#### INPUT DATA

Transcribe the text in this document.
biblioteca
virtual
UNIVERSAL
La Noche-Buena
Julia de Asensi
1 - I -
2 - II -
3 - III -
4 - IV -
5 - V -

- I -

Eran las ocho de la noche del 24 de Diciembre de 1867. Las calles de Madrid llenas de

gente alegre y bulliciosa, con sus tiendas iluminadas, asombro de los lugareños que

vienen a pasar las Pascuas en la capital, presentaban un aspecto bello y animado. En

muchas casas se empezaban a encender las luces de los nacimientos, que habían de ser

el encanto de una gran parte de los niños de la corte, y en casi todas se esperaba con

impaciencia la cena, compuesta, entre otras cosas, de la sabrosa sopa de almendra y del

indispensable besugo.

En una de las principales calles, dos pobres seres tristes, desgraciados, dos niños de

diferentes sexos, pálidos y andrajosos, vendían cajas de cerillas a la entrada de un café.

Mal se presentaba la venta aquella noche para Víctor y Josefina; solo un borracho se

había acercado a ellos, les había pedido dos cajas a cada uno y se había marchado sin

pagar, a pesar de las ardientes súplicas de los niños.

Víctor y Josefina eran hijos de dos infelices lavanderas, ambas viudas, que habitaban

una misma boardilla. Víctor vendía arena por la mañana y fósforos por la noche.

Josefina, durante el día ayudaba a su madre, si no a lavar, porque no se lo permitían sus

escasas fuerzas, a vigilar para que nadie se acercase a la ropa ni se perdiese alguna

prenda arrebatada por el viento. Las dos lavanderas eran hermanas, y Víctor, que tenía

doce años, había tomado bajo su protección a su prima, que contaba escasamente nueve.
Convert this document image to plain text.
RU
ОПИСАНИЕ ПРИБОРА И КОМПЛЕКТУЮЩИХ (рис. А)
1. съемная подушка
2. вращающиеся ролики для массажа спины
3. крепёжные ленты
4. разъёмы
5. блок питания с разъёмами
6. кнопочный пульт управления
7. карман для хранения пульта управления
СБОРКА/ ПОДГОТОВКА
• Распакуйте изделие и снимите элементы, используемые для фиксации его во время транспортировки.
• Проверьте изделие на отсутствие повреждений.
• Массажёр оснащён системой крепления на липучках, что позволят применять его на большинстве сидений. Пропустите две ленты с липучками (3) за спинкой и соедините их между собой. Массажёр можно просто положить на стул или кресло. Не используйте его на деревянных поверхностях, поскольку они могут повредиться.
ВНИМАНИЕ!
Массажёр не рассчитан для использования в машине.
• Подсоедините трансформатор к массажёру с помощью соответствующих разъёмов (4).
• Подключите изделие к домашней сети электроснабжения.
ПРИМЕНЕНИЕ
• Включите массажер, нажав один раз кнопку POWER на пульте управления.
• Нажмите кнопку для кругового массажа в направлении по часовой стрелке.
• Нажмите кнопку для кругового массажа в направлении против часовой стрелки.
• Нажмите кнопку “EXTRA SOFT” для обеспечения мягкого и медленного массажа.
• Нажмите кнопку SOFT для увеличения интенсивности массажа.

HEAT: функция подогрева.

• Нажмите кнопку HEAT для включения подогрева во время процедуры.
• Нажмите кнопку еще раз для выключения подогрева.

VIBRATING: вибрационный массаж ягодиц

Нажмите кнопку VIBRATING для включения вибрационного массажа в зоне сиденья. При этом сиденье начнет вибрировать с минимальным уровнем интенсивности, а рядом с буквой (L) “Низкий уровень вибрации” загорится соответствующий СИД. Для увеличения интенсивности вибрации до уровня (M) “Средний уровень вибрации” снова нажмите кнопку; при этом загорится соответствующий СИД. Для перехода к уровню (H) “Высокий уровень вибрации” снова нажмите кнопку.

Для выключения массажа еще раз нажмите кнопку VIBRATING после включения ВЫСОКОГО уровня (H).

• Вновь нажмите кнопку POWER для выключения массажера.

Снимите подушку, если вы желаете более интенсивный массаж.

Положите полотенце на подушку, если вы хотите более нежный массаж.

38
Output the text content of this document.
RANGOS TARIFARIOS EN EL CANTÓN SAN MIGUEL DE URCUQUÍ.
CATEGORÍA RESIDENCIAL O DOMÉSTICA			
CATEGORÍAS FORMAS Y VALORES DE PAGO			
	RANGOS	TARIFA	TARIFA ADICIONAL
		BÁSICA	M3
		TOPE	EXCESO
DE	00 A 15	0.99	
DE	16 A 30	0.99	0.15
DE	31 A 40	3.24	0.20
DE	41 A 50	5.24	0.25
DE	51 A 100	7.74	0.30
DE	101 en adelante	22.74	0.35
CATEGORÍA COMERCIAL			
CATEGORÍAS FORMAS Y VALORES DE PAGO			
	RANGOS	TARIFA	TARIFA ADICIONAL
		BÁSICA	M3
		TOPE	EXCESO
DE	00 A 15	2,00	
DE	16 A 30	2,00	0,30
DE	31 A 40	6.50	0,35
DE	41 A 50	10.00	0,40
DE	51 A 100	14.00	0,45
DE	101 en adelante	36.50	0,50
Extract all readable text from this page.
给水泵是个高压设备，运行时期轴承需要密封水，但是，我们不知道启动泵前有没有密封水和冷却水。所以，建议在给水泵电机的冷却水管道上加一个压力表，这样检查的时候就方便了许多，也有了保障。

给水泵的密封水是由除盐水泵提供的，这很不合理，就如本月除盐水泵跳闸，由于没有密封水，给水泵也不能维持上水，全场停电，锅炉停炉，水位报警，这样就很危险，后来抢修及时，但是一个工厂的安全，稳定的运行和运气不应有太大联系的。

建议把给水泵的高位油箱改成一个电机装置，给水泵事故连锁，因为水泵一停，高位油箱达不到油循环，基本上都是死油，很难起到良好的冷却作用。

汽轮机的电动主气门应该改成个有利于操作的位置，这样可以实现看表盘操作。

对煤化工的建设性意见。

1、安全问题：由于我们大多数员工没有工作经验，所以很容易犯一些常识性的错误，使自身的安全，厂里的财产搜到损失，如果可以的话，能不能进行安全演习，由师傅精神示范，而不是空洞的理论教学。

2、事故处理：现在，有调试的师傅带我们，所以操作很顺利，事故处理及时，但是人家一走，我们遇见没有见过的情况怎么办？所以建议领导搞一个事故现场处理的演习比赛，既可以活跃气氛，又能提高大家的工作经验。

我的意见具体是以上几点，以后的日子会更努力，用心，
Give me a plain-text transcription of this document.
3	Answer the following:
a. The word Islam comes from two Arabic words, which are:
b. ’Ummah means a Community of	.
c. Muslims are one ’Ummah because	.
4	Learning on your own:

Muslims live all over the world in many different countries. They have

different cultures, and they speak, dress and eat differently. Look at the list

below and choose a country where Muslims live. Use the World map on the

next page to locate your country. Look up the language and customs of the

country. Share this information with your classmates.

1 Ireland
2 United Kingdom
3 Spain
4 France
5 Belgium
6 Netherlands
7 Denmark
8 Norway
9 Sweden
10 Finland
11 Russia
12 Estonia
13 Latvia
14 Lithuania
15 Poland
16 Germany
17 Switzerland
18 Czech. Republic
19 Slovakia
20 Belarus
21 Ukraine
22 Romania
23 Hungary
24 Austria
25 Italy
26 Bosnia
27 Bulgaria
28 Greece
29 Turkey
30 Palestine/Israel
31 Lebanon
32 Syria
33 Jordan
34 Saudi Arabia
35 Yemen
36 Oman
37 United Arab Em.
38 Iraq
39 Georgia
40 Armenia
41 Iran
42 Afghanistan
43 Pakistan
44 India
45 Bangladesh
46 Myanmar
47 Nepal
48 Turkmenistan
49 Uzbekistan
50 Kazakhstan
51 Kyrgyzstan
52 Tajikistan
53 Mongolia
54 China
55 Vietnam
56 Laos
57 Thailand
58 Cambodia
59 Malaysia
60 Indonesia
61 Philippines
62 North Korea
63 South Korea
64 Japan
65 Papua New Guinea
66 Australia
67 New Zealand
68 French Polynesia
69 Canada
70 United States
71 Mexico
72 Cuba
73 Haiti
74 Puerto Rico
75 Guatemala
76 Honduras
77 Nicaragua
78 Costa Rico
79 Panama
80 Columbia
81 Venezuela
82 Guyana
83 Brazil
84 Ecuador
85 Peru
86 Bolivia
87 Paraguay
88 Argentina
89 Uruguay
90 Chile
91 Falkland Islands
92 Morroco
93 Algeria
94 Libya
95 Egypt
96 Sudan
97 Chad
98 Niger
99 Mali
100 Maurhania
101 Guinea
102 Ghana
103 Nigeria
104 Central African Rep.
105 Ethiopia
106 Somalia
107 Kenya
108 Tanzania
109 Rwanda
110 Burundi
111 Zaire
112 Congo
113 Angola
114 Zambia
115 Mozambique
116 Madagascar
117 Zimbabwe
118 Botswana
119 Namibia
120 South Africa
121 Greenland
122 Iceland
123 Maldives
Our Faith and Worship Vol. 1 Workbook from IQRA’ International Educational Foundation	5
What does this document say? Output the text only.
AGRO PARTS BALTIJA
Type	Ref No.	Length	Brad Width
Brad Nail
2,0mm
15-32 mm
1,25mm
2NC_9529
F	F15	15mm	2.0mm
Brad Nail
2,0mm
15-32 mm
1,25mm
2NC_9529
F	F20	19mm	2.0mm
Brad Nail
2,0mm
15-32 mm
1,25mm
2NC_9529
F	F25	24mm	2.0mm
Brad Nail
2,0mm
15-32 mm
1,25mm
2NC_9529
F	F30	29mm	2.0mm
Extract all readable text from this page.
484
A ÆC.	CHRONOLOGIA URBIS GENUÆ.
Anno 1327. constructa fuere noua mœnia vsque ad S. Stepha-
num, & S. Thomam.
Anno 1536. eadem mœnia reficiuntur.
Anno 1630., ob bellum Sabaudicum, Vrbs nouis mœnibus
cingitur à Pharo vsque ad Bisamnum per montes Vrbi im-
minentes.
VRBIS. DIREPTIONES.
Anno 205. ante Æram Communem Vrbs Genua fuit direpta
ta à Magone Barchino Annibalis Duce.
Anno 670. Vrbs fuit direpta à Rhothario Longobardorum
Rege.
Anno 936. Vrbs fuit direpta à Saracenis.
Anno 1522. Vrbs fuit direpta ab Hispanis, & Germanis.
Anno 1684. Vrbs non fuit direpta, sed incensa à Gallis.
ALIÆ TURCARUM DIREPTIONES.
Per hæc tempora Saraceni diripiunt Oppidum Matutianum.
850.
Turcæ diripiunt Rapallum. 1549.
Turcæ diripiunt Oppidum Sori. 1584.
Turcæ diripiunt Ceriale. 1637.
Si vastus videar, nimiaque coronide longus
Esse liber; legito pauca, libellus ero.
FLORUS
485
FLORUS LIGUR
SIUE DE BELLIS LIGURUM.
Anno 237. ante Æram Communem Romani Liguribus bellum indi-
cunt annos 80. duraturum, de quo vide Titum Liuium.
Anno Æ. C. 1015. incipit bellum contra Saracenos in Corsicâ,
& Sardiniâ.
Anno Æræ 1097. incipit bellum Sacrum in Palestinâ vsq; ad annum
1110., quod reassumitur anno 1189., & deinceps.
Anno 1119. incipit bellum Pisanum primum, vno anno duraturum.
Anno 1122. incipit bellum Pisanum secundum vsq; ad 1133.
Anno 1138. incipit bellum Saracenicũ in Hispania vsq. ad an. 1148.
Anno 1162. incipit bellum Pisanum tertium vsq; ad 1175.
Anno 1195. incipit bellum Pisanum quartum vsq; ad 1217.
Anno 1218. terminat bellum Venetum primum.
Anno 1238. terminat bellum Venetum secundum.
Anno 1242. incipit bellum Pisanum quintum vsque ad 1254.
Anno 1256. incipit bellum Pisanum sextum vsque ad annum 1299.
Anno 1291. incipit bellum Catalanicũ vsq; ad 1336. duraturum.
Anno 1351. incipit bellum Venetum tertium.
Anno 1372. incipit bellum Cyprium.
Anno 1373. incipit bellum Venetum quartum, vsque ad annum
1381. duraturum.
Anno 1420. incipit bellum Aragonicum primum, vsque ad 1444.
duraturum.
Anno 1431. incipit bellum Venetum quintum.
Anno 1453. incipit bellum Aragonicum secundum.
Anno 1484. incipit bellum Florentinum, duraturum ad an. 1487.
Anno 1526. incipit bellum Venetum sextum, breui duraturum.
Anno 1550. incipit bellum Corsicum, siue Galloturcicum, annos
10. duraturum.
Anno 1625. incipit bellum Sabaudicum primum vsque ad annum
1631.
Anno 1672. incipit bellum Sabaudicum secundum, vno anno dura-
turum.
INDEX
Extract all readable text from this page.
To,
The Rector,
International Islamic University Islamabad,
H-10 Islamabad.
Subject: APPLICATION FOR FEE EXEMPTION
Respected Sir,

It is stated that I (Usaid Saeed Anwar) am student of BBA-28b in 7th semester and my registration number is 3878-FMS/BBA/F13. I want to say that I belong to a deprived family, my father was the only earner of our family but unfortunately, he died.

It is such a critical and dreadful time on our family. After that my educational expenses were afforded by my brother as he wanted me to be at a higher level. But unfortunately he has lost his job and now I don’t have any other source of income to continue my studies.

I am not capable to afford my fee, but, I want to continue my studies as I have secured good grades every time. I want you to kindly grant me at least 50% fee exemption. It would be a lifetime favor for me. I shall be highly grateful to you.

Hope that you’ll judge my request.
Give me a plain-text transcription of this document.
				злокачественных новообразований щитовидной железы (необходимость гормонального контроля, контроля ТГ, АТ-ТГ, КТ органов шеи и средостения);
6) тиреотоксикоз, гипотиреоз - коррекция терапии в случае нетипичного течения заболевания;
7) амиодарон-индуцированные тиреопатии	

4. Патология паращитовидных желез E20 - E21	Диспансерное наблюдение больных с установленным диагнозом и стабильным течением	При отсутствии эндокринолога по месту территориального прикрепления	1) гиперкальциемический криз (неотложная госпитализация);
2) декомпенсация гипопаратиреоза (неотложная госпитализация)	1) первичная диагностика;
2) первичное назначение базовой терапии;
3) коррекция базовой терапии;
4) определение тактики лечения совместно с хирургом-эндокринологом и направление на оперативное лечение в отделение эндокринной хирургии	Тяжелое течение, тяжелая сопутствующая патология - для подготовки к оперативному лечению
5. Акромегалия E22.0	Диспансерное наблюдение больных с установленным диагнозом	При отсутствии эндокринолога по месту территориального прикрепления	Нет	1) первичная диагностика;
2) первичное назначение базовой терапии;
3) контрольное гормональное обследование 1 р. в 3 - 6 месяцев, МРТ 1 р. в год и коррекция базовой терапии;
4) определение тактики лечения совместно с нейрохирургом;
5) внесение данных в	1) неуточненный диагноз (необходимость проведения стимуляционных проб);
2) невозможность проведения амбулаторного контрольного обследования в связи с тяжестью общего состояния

########

- [SHORT TASK]:
From the entries above, list each line with "niños" in it.

- [FULL OUTPUT]:
el encanto de una gran parte de los niños de la corte, y en casi todas se esperaba con
En una de las principales calles, dos pobres seres tristes, desgraciados, dos niños de
pagar, a pesar de las ardientes súplicas de los niños.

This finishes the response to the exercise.